* START RECORDS SHOWN *

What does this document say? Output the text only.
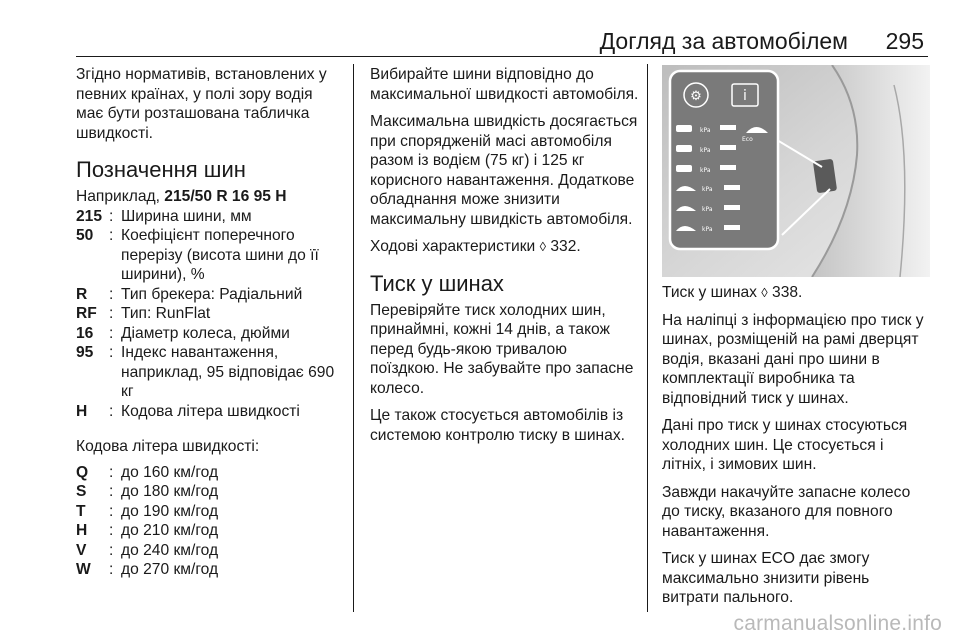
Догляд за автомобілем 295

Згідно нормативів, встановлених у певних країнах, у полі зору водія має бути розташована табличка швидкості.

Позначення шин
Наприклад, 215/50 R 16 95 H
215 : Ширина шини, мм
50	: Коефіцієнт поперечного перерізу (висота шини до її ширини), %
R	: Тип брекера: Радіальний
RF : Тип: RunFlat
16	: Діаметр колеса, дюйми
95	: Індекс навантаження, наприклад, 95 відповідає 690 кг
H	: Кодова літера швидкості
Кодова літера швидкості:
Q	: до 160 км/год
S	: до 180 км/год
T	: до 190 км/год
H	: до 210 км/год
V	: до 240 км/год
W	: до 270 км/год

Вибирайте шини відповідно до максимальної швидкості автомобіля.

Максимальна швидкість досягається при спорядженій масі автомобіля разом із водієм (75 кг) і 125 кг корисного навантаження. Додаткове обладнання може знизити максимальну швидкість автомобіля.

Ходові характеристики ◊ 332.

Тиск у шинах

Перевіряйте тиск холодних шин, принаймні, кожні 14 днів, а також перед будь-якою тривалою поїздкою. Не забувайте про запасне колесо.

Це також стосується автомобілів із системою контролю тиску в шинах.

⚙	i
kPa
kPa
Eco
kPa
kPa
kPa
kPa

Тиск у шинах ◊ 338.

На наліпці з інформацією про тиск у шинах, розміщеній на рамі дверцят водія, вказані дані про шини в комплектації виробника та відповідний тиск у шинах.

Дані про тиск у шинах стосуються холодних шин. Це стосується і літніх, і зимових шин.

Завжди накачуйте запасне колесо до тиску, вказаного для повного навантаження.

Тиск у шинах ECO дає змогу максимально знизити рівень витрати пального.

carmanualsonline.info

* END RECORDS SHOWN *

**WHAT THIS TASK INVOLVES**:
Every entry above needs to be retyped exactly; drop the pictures.

**ANSWER BELOW**:
What does this document say? Output the text only.
Догляд за автомобілем 295

Згідно нормативів, встановлених у певних країнах, у полі зору водія має бути розташована табличка швидкості.

Позначення шин
Наприклад, 215/50 R 16 95 H
215 : Ширина шини, мм
50	: Коефіцієнт поперечного перерізу (висота шини до її ширини), %
R	: Тип брекера: Радіальний
RF : Тип: RunFlat
16	: Діаметр колеса, дюйми
95	: Індекс навантаження, наприклад, 95 відповідає 690 кг
H	: Кодова літера швидкості
Кодова літера швидкості:
Q	: до 160 км/год
S	: до 180 км/год
T	: до 190 км/год
H	: до 210 км/год
V	: до 240 км/год
W	: до 270 км/год

Вибирайте шини відповідно до максимальної швидкості автомобіля.

Максимальна швидкість досягається при спорядженій масі автомобіля разом із водієм (75 кг) і 125 кг корисного навантаження. Додаткове обладнання може знизити максимальну швидкість автомобіля.

Ходові характеристики ◊ 332.

Тиск у шинах

Перевіряйте тиск холодних шин, принаймні, кожні 14 днів, а також перед будь-якою тривалою поїздкою. Не забувайте про запасне колесо.

Це також стосується автомобілів із системою контролю тиску в шинах.

⚙	i
kPa
kPa
Eco
kPa
kPa
kPa
kPa

Тиск у шинах ◊ 338.

На наліпці з інформацією про тиск у шинах, розміщеній на рамі дверцят водія, вказані дані про шини в комплектації виробника та відповідний тиск у шинах.

Дані про тиск у шинах стосуються холодних шин. Це стосується і літніх, і зимових шин.

Завжди накачуйте запасне колесо до тиску, вказаного для повного навантаження.

Тиск у шинах ECO дає змогу максимально знизити рівень витрати пального.

carmanualsonline.info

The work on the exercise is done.